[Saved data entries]
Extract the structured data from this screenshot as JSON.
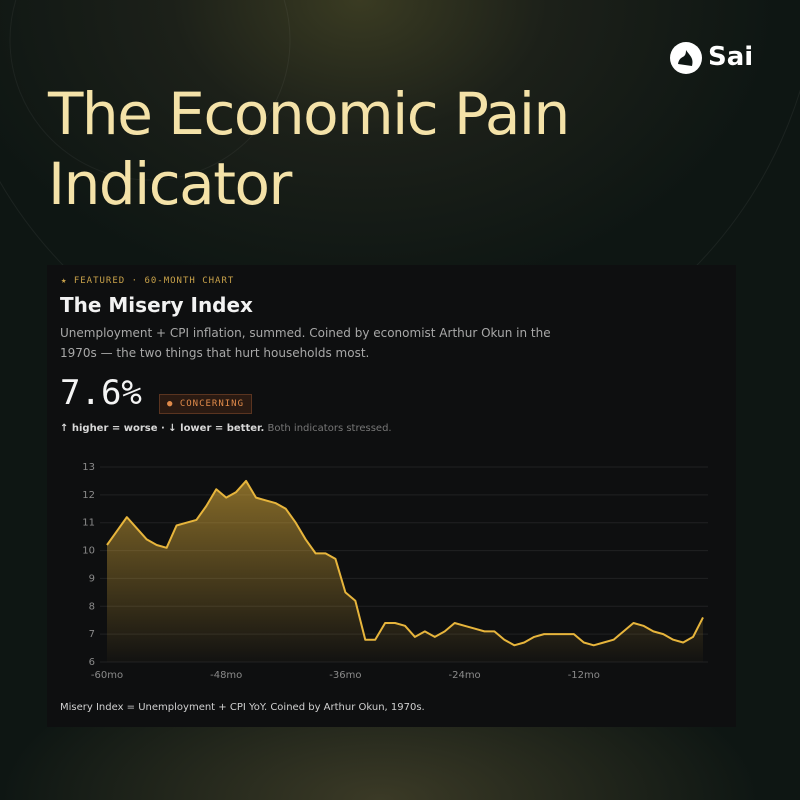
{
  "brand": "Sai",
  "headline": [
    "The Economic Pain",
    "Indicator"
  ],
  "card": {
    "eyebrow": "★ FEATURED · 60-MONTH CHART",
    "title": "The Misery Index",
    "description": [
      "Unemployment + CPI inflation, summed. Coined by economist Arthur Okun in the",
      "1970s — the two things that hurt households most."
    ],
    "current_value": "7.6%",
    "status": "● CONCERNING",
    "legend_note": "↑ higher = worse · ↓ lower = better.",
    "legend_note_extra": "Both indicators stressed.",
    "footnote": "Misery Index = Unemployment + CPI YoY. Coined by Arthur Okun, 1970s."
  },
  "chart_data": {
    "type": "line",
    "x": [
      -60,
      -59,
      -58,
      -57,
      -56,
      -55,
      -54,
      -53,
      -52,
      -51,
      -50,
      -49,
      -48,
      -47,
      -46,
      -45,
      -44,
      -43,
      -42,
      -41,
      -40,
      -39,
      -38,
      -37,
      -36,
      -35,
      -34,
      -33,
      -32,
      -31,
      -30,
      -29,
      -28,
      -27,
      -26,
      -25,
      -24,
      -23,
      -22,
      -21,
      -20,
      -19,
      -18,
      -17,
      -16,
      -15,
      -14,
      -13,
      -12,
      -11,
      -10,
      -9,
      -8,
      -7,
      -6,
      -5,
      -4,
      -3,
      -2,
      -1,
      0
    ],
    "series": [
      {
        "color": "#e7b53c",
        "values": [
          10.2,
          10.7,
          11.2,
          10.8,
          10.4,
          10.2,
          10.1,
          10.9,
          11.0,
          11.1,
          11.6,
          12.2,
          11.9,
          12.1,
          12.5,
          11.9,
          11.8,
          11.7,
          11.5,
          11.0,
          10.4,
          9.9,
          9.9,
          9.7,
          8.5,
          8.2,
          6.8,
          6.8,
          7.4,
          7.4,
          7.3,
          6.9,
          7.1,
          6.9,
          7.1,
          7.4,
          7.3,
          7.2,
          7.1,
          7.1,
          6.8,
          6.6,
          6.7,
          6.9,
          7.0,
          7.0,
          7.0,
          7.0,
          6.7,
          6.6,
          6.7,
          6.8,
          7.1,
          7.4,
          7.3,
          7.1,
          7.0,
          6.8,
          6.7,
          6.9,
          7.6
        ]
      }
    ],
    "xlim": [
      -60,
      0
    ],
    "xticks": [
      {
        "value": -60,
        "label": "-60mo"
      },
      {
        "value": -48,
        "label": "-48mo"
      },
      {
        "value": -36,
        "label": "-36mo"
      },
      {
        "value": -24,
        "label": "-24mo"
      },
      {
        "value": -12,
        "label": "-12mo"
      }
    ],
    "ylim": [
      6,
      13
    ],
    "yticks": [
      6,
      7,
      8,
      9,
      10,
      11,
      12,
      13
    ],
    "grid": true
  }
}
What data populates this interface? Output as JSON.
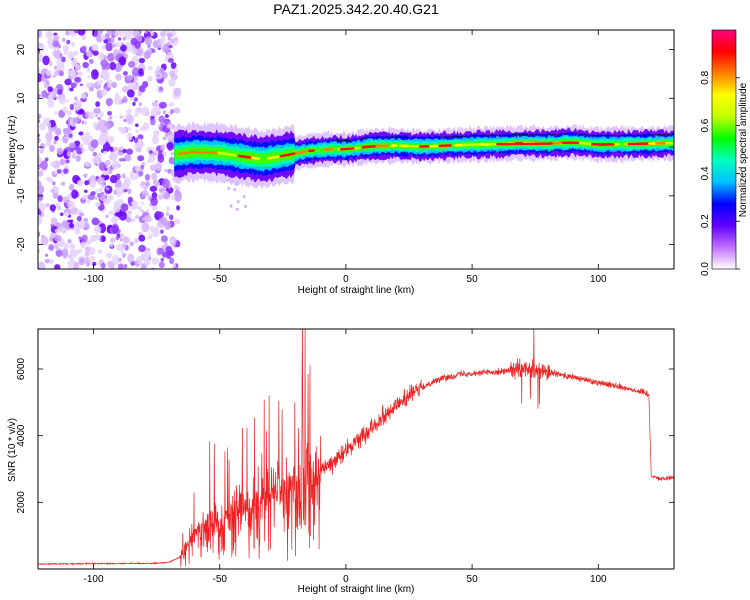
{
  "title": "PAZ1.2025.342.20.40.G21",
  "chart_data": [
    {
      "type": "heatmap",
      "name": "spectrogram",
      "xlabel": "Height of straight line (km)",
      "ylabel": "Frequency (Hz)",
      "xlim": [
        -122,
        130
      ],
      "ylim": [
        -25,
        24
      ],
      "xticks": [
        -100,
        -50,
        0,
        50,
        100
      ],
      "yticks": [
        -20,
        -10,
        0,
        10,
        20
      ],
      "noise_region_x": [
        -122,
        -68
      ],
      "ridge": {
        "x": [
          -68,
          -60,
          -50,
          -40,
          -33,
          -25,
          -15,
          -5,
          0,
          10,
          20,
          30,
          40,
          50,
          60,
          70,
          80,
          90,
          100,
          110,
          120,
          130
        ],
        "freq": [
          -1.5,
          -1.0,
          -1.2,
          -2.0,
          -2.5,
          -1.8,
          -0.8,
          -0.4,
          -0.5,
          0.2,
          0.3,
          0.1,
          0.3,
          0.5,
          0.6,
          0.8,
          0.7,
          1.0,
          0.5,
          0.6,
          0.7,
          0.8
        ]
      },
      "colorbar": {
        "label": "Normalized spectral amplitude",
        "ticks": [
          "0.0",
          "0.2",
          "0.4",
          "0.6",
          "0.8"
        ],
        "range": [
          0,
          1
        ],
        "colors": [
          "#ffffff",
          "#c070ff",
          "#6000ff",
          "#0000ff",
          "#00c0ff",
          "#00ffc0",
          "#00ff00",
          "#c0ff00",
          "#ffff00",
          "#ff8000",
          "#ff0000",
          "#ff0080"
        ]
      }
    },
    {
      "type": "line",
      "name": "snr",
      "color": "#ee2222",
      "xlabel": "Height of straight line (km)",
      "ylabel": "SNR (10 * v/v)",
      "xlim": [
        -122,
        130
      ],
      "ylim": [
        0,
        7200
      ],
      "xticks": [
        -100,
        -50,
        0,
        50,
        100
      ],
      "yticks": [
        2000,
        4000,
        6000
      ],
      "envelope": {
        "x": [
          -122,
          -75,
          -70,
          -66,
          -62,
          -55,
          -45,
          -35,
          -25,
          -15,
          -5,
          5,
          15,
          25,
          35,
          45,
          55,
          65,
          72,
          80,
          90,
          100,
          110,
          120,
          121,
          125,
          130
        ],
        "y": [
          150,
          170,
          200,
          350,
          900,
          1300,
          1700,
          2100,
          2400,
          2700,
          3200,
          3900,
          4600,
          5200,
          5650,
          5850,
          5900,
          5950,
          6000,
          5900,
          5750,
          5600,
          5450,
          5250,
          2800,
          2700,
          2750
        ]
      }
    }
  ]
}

◆ **Set problem**: What is the number of lines in these records that contain "Misery"? Reply with the number only.

◆ **Result of this exercise**: 2